##### RECORDS FOR THIS EXERCISE

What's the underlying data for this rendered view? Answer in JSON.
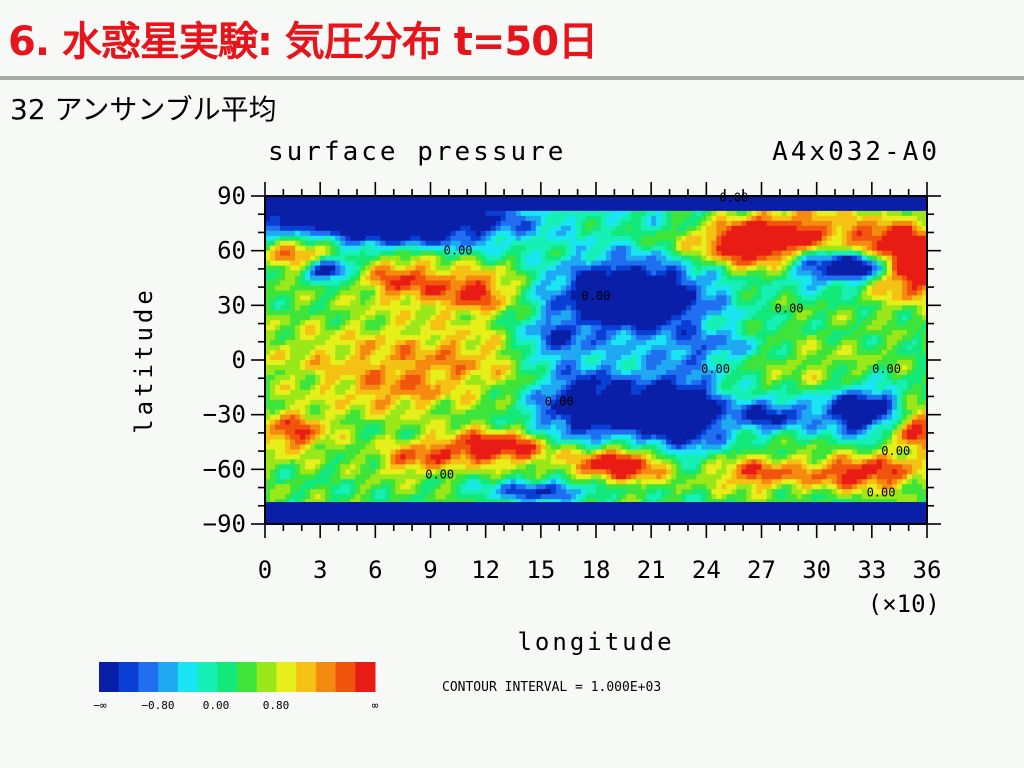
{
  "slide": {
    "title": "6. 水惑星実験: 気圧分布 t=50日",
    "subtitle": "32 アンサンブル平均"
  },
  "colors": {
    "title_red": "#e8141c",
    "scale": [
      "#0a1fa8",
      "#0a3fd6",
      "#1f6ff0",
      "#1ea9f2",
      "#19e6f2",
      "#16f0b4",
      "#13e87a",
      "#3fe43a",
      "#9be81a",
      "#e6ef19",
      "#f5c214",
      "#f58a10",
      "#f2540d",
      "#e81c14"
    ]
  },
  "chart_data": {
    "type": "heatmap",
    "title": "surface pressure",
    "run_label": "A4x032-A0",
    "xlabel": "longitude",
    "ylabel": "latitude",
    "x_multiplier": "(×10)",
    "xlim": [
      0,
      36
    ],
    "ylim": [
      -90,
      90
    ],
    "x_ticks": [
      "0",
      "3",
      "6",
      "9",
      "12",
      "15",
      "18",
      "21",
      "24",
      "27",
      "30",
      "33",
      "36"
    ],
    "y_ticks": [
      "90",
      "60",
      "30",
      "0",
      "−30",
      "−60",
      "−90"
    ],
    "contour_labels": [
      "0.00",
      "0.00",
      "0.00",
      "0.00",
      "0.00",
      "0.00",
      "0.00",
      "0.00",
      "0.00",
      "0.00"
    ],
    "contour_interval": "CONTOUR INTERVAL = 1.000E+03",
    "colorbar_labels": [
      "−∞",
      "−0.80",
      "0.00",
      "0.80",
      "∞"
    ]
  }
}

##########

- _GIVEN TASK_
Using the data above, print every line exactly, omitting pictures.

- _CORRECT OUTPUT_
What's the underlying data for this rendered view? Answer in JSON.
{
  "slide": {
    "title": "6. 水惑星実験: 気圧分布 t=50日",
    "subtitle": "32 アンサンブル平均"
  },
  "colors": {
    "title_red": "#e8141c",
    "scale": [
      "#0a1fa8",
      "#0a3fd6",
      "#1f6ff0",
      "#1ea9f2",
      "#19e6f2",
      "#16f0b4",
      "#13e87a",
      "#3fe43a",
      "#9be81a",
      "#e6ef19",
      "#f5c214",
      "#f58a10",
      "#f2540d",
      "#e81c14"
    ]
  },
  "chart_data": {
    "type": "heatmap",
    "title": "surface pressure",
    "run_label": "A4x032-A0",
    "xlabel": "longitude",
    "ylabel": "latitude",
    "x_multiplier": "(×10)",
    "xlim": [
      0,
      36
    ],
    "ylim": [
      -90,
      90
    ],
    "x_ticks": [
      "0",
      "3",
      "6",
      "9",
      "12",
      "15",
      "18",
      "21",
      "24",
      "27",
      "30",
      "33",
      "36"
    ],
    "y_ticks": [
      "90",
      "60",
      "30",
      "0",
      "−30",
      "−60",
      "−90"
    ],
    "contour_labels": [
      "0.00",
      "0.00",
      "0.00",
      "0.00",
      "0.00",
      "0.00",
      "0.00",
      "0.00",
      "0.00",
      "0.00"
    ],
    "contour_interval": "CONTOUR INTERVAL = 1.000E+03",
    "colorbar_labels": [
      "−∞",
      "−0.80",
      "0.00",
      "0.80",
      "∞"
    ]
  }
}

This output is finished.